(Collected data entries)

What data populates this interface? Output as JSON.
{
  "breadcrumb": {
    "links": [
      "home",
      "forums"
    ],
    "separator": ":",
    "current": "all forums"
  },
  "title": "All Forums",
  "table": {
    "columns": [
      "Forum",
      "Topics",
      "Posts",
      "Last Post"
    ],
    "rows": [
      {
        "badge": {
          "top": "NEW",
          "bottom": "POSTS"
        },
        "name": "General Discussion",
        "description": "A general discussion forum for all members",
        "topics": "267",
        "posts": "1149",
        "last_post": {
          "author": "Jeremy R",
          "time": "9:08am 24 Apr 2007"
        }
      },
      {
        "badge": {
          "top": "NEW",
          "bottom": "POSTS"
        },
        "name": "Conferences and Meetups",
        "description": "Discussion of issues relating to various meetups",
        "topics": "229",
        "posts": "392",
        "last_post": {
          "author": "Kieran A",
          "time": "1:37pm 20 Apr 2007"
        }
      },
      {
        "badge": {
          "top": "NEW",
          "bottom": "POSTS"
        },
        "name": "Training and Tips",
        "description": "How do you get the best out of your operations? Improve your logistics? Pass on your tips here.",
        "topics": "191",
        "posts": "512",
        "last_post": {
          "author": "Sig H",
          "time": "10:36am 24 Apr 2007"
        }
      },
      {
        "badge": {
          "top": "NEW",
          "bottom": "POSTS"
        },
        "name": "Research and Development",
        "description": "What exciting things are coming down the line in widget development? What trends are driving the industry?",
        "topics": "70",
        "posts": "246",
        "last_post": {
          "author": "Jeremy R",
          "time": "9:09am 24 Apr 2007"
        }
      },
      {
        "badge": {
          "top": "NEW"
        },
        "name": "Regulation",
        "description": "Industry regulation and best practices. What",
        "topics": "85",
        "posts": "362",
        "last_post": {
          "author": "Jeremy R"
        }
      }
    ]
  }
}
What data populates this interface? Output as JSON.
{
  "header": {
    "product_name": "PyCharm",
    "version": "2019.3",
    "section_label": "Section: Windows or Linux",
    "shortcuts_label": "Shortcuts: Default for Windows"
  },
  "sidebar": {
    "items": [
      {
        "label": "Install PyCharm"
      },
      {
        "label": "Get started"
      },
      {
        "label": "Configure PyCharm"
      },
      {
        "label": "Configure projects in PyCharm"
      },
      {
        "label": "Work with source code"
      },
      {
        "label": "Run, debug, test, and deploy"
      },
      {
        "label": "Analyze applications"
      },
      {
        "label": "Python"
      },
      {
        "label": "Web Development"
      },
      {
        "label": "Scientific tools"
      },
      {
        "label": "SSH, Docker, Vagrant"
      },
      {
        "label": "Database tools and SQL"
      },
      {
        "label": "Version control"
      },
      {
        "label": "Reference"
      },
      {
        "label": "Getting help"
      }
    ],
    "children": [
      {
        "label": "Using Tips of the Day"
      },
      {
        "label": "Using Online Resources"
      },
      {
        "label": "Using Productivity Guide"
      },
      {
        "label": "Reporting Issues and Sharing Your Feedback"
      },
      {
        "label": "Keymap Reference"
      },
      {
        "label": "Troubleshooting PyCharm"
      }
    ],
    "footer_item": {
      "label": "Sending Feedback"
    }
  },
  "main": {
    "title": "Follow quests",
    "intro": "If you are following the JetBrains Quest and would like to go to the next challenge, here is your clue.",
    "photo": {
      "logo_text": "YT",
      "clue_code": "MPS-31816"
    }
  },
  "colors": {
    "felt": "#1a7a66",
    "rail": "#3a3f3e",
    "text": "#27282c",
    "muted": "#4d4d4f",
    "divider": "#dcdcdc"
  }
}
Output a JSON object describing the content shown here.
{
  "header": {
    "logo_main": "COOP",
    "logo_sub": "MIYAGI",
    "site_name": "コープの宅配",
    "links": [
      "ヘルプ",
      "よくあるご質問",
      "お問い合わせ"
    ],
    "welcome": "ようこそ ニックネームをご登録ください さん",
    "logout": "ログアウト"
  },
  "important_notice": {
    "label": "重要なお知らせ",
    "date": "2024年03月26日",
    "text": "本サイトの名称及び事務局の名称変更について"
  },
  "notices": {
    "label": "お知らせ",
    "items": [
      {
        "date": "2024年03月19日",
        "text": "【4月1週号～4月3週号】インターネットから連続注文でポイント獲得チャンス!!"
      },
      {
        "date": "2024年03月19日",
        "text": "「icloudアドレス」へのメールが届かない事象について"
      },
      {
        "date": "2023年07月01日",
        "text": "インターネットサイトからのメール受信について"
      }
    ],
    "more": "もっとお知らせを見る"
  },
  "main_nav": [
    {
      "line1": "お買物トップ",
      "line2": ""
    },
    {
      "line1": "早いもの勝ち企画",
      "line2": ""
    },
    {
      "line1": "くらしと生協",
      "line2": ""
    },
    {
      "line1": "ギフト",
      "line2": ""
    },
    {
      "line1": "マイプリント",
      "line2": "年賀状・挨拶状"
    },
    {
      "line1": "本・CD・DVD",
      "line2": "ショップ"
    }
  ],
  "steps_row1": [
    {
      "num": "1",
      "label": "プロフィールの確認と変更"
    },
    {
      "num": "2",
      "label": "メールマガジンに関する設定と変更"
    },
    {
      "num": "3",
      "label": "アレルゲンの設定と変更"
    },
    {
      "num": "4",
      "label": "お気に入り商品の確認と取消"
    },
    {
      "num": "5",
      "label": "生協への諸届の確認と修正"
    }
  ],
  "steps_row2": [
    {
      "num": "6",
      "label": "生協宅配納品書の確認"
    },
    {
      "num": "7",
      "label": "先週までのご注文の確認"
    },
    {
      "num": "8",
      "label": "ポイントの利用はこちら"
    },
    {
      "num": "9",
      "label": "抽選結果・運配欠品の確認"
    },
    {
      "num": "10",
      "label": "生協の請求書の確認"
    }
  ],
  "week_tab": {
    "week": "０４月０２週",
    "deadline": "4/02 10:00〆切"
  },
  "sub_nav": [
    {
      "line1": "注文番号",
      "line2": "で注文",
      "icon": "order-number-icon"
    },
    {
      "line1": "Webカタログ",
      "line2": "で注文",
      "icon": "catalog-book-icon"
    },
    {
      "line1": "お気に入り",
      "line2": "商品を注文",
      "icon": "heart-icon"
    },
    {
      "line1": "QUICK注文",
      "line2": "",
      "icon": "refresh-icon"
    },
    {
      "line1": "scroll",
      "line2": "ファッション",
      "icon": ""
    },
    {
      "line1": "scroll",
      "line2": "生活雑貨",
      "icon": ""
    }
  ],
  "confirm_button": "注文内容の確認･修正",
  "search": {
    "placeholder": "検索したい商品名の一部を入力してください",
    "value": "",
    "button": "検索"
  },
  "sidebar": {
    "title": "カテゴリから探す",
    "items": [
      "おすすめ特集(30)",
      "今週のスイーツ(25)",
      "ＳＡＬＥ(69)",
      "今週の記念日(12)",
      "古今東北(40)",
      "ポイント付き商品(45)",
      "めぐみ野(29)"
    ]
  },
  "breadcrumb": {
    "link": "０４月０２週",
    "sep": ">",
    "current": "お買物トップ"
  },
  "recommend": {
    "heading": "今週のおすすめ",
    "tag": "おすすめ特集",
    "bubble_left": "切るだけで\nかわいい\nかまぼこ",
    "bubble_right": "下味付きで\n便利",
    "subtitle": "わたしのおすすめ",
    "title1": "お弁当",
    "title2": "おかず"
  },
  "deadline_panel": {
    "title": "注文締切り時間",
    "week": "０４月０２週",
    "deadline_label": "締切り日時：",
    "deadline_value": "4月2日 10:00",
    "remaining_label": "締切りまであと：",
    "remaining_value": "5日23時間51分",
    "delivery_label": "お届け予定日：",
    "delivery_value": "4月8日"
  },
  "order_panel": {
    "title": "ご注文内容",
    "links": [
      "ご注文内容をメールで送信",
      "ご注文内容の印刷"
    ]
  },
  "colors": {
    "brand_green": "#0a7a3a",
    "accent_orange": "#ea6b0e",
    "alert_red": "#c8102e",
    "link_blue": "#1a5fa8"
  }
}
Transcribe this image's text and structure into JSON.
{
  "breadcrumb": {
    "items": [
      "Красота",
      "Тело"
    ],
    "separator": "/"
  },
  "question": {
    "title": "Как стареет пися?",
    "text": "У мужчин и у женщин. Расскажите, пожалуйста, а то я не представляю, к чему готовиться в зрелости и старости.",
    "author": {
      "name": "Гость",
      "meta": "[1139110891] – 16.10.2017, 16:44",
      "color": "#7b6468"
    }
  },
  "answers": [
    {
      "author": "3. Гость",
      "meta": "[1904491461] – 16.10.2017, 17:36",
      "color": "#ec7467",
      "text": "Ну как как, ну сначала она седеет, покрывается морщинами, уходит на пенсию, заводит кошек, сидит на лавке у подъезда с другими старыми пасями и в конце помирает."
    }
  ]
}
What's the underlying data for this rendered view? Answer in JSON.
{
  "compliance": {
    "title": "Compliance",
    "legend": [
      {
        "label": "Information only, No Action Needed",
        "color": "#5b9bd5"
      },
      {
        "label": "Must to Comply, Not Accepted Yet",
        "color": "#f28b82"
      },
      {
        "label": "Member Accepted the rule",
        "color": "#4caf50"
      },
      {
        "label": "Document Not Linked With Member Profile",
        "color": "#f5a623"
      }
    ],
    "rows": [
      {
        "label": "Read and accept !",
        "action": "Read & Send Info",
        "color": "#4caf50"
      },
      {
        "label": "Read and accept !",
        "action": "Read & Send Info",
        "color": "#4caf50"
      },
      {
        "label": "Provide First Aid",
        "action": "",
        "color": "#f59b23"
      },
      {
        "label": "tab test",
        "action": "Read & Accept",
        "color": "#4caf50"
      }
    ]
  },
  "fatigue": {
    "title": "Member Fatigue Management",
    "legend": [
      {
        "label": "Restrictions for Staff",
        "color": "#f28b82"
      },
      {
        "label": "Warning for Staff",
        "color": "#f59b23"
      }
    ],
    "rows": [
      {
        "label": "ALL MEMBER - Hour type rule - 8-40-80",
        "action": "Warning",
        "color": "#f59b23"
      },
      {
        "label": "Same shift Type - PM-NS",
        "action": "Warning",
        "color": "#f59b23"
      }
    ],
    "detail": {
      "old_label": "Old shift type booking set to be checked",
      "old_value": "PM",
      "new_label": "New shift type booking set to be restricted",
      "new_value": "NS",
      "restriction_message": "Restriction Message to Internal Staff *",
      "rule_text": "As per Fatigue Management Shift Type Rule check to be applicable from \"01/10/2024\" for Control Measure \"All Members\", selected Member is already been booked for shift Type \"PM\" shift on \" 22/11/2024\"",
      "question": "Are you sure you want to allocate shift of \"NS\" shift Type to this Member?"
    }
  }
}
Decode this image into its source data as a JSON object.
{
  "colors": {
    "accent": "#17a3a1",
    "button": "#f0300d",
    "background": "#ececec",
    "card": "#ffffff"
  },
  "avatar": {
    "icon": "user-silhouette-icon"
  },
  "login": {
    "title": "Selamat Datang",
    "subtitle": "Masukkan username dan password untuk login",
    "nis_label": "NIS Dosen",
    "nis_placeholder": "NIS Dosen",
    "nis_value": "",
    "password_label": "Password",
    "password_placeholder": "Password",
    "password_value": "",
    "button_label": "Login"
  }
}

PROMPT. Of the lines above, copy each that contains "Dosen".

CORRECT ANSWER.
    "nis_label": "NIS Dosen",
    "nis_placeholder": "NIS Dosen",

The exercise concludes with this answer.